Problem description:
Which lines below hold the word "sofala"? Copy all of them.
>> Begin The data
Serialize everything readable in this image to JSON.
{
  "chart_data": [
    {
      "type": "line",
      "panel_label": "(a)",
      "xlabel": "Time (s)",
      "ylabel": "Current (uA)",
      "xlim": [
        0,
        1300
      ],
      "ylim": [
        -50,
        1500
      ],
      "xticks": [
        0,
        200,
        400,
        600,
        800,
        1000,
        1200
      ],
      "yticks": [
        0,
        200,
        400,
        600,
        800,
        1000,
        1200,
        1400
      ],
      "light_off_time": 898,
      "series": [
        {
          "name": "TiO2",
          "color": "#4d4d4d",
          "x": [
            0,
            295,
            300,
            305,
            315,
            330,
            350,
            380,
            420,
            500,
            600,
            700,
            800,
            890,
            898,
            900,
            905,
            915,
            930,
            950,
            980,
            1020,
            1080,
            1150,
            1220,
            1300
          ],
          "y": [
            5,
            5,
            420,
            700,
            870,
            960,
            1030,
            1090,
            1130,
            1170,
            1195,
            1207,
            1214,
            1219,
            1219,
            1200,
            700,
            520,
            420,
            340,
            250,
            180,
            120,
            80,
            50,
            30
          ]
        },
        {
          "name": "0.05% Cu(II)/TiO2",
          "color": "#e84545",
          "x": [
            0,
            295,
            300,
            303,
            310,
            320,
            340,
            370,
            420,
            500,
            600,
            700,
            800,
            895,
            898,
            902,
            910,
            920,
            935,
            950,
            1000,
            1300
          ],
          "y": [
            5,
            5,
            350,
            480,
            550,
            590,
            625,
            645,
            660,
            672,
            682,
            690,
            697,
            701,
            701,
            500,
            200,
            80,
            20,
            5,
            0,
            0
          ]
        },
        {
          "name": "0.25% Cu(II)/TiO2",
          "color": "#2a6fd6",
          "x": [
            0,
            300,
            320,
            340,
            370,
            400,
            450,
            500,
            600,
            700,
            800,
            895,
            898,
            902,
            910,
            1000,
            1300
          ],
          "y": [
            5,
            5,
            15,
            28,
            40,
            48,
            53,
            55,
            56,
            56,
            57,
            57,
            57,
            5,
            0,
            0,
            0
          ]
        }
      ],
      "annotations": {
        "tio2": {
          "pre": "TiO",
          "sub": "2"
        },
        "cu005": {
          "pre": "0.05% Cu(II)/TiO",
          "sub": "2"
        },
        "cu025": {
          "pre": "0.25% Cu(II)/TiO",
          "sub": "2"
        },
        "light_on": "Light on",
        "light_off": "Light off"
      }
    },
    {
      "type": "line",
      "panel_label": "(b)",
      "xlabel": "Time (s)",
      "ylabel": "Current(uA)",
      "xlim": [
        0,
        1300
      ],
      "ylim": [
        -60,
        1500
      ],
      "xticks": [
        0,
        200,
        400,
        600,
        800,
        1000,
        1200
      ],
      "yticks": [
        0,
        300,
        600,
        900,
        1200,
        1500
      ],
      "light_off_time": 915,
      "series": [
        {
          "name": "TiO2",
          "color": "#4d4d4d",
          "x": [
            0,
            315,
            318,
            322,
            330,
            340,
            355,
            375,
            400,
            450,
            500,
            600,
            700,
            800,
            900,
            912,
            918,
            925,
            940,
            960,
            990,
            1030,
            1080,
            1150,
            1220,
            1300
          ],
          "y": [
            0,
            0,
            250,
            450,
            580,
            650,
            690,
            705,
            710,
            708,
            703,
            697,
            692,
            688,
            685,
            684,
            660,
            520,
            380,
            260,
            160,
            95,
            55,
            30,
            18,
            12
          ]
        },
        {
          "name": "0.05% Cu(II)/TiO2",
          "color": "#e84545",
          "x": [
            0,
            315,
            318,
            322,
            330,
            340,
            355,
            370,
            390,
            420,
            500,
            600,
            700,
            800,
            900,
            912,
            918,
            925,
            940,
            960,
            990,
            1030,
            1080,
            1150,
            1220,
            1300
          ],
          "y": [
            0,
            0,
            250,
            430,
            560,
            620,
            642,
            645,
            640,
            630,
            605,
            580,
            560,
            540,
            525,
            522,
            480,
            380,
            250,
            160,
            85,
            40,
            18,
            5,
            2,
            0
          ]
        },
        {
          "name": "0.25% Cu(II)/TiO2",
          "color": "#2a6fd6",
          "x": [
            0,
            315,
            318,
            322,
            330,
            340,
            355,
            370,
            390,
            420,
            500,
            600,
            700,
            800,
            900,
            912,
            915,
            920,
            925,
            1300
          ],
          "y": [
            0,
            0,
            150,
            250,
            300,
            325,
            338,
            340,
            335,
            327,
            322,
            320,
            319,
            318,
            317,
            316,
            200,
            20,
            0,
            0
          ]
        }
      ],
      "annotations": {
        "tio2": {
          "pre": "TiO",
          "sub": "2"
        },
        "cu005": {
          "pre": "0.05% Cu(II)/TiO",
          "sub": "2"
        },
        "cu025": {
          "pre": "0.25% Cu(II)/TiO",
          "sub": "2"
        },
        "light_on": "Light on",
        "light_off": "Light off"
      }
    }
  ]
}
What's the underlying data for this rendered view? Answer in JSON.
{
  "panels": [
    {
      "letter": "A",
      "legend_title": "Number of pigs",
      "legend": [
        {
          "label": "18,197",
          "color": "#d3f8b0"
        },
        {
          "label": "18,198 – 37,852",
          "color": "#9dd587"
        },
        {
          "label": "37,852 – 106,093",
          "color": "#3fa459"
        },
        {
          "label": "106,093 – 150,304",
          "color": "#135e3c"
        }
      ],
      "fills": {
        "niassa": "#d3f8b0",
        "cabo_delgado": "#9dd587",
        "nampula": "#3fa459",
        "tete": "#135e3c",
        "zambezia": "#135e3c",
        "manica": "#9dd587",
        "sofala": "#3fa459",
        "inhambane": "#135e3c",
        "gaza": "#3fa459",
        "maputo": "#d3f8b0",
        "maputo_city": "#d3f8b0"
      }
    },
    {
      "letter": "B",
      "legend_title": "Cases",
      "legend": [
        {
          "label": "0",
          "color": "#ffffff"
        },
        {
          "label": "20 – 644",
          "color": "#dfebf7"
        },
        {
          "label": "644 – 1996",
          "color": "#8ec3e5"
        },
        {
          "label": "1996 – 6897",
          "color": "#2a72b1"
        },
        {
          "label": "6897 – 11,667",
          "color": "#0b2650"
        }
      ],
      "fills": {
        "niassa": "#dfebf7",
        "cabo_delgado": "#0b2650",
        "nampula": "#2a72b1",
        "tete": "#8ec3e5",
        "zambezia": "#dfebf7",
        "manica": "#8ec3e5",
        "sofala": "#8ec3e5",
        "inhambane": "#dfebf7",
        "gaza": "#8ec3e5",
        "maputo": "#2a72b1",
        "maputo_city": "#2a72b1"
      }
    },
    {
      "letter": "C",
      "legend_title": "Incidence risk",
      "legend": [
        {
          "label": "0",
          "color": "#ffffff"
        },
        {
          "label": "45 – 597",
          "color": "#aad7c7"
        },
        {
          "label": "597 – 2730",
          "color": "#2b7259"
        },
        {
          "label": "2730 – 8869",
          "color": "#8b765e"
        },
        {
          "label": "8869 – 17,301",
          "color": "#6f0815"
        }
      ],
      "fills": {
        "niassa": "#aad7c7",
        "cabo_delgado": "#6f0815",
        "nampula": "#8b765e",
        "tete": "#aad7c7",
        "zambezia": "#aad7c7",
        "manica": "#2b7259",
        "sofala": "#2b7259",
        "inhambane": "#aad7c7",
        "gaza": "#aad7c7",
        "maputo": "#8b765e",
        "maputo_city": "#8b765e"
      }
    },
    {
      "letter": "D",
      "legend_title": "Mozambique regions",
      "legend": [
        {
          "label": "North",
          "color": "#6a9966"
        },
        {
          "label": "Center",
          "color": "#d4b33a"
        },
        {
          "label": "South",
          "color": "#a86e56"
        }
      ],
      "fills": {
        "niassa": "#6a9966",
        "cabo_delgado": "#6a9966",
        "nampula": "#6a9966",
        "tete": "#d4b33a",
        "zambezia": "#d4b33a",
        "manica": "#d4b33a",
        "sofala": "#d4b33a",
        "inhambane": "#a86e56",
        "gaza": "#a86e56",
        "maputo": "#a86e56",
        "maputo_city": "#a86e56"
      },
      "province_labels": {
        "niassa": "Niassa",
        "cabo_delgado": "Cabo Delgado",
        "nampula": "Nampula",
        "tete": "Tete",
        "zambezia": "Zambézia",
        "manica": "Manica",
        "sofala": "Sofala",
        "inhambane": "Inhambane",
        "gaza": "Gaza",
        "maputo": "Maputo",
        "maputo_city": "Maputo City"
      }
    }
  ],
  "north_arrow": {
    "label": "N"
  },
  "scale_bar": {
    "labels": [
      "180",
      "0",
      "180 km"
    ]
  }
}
>> End The data
Output below:
        "sofala": "#3fa459",
        "sofala": "#8ec3e5",
        "sofala": "#2b7259",
        "sofala": "#d4b33a",
        "sofala": "Sofala",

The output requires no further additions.